_The problem_
Copy every line below that has the word "Favours" in it.

_Entries supplied_
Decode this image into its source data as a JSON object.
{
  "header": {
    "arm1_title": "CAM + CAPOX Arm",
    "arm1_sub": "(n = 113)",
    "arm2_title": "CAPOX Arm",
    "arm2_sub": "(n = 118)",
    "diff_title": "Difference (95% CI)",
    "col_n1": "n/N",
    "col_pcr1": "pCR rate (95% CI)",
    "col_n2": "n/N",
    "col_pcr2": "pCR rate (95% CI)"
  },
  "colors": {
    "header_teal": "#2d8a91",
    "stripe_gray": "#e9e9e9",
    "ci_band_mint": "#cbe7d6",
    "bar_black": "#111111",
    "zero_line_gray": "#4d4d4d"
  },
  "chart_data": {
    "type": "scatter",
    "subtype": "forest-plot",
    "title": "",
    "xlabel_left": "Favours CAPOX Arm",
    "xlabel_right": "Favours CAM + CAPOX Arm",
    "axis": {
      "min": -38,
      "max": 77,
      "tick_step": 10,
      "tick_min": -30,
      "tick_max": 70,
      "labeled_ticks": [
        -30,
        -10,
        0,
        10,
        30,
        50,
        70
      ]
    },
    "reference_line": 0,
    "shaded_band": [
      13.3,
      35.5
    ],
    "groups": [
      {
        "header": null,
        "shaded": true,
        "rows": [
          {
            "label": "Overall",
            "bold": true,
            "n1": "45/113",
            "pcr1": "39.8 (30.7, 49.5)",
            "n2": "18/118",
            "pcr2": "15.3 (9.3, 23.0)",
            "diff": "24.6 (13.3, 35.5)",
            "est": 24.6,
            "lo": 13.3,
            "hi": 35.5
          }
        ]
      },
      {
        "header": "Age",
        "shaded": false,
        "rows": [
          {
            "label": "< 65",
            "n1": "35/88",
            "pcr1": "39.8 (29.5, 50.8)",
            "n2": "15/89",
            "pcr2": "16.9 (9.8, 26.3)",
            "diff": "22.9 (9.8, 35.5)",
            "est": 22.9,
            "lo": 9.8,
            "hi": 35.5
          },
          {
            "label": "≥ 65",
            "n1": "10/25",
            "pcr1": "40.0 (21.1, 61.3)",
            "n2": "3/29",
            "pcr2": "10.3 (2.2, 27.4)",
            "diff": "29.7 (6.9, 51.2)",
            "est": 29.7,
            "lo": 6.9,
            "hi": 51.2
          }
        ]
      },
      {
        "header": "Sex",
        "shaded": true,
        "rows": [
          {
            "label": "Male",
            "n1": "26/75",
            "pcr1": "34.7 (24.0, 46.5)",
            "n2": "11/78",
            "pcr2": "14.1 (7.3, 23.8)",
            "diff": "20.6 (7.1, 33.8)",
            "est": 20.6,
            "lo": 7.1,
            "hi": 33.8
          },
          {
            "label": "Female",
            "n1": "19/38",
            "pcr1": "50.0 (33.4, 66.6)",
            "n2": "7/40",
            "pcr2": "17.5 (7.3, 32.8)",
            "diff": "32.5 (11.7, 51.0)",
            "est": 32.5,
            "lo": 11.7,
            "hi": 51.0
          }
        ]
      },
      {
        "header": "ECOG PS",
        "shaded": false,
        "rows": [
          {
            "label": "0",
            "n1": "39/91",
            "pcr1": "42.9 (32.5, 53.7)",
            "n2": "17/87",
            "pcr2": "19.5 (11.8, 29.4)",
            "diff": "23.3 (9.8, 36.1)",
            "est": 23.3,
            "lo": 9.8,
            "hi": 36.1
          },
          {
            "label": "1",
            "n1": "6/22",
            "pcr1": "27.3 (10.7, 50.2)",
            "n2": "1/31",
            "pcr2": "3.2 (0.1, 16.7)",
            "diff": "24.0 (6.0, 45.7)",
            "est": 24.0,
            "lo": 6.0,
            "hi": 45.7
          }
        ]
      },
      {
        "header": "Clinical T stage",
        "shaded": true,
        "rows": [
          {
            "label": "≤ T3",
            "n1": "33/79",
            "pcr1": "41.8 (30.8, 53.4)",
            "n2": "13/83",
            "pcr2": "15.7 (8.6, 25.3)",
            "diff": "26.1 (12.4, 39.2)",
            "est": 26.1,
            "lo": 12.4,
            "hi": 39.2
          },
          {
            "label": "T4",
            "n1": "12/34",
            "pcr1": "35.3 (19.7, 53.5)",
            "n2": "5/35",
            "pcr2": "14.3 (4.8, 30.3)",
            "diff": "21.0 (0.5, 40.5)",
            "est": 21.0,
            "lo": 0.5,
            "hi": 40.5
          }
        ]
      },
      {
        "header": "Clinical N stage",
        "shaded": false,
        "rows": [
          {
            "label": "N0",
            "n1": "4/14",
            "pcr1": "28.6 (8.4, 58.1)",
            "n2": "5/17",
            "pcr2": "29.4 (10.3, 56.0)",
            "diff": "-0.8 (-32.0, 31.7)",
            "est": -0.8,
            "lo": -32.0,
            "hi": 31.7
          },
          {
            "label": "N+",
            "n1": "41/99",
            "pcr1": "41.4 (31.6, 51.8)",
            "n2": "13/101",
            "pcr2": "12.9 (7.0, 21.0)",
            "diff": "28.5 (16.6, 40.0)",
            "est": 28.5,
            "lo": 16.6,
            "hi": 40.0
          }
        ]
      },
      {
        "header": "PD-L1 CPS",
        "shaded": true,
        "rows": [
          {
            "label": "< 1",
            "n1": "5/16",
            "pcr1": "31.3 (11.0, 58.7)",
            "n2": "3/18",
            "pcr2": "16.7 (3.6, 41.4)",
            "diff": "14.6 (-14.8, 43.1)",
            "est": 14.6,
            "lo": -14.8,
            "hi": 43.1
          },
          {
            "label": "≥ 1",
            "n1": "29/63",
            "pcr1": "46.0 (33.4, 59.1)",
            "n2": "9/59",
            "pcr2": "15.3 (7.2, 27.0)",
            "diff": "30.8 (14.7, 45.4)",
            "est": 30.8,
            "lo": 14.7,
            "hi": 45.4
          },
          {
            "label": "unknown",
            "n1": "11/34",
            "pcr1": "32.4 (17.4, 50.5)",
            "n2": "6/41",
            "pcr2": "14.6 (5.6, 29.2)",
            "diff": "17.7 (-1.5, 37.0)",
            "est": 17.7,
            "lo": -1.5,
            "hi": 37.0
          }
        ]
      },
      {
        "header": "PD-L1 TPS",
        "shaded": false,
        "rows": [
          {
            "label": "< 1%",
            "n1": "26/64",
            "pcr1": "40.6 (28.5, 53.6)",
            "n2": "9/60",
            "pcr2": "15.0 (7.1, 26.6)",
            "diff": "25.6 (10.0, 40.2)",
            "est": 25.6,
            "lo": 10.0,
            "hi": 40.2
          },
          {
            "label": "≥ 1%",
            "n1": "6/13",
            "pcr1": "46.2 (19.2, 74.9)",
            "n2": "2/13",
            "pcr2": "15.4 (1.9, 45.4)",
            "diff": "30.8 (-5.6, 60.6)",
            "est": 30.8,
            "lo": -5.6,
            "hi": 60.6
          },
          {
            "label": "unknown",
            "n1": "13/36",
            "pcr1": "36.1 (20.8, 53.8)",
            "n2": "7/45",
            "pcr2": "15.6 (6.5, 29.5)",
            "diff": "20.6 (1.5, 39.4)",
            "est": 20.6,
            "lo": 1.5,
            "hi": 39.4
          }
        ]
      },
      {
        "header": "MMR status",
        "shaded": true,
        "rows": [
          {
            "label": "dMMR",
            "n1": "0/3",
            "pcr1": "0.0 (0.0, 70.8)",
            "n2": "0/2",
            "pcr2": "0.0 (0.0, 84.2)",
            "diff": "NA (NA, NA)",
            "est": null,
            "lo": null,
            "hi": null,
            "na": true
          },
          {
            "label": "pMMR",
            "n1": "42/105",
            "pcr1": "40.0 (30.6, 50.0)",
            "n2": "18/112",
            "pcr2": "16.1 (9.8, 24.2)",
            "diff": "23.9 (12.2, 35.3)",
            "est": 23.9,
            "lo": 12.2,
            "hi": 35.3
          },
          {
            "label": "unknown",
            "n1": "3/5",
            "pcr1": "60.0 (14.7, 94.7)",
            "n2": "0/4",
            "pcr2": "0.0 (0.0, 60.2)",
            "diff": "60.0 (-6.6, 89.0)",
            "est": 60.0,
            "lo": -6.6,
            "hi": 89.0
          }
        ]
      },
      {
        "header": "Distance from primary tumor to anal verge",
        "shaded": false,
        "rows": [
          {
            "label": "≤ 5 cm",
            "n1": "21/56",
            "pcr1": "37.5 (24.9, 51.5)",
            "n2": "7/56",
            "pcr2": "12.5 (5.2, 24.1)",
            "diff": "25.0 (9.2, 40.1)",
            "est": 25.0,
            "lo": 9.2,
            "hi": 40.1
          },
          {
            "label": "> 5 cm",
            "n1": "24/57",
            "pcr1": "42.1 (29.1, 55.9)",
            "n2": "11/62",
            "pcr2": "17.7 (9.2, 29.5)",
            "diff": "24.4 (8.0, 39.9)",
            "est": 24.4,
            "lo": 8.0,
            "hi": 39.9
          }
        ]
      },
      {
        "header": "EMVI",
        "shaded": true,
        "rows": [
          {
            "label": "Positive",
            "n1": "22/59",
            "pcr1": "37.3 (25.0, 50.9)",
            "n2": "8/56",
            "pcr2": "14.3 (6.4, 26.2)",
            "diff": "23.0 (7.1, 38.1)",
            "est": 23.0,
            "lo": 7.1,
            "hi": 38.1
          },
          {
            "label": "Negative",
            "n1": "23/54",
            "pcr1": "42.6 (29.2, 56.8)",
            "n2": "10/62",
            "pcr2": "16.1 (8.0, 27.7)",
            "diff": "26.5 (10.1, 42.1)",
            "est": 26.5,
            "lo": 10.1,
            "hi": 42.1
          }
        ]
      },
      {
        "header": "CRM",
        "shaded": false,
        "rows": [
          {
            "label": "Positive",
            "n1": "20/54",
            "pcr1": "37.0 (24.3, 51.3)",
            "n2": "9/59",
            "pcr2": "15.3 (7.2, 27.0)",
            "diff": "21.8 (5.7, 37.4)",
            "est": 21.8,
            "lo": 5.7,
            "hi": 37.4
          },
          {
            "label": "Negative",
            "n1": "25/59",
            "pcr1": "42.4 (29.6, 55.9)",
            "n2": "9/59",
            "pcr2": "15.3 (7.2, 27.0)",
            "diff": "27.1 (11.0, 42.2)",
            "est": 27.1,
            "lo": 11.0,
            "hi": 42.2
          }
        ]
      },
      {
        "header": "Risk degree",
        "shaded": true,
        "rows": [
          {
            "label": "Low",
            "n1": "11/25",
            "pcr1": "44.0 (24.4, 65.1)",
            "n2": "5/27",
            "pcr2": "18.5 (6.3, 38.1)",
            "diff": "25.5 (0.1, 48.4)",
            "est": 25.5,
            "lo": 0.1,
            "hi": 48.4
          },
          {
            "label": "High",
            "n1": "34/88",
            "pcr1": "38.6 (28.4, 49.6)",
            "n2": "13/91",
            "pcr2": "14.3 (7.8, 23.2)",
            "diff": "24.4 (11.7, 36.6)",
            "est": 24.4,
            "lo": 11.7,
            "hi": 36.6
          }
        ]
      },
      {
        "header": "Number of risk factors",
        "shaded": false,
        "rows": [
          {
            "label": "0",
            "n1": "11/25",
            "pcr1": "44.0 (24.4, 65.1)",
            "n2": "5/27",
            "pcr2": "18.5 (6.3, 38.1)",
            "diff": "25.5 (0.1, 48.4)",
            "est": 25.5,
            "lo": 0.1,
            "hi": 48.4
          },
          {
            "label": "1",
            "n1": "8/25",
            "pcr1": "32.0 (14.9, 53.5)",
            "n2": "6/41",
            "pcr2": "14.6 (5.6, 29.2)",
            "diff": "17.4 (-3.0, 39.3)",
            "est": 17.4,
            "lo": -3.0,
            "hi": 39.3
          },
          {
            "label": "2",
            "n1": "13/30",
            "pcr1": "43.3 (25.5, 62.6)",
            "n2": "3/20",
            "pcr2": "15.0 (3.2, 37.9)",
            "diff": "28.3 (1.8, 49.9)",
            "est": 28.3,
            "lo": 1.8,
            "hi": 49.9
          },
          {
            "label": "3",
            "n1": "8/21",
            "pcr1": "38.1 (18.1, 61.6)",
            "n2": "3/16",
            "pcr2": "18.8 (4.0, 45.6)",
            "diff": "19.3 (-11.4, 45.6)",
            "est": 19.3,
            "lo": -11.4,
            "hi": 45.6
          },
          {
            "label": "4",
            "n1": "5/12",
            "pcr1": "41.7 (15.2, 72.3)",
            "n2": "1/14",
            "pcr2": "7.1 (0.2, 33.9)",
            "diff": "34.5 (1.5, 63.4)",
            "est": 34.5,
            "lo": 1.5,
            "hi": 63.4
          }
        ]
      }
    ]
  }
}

==

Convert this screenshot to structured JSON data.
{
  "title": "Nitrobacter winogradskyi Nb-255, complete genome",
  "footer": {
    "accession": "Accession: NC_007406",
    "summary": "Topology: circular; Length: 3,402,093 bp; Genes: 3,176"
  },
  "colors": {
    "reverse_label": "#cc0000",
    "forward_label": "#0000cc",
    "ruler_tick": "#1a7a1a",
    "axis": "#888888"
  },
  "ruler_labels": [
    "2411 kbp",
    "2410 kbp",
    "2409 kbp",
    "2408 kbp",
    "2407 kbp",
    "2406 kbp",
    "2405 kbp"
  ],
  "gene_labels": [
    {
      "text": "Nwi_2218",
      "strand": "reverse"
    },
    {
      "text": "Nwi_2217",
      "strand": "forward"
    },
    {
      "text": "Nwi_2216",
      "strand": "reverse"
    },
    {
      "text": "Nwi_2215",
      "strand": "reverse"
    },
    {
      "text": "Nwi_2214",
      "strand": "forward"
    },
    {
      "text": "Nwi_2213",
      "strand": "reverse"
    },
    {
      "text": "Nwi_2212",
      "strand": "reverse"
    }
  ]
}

_Written answer_
    "xlabel_left": "Favours CAPOX Arm",
    "xlabel_right": "Favours CAM + CAPOX Arm",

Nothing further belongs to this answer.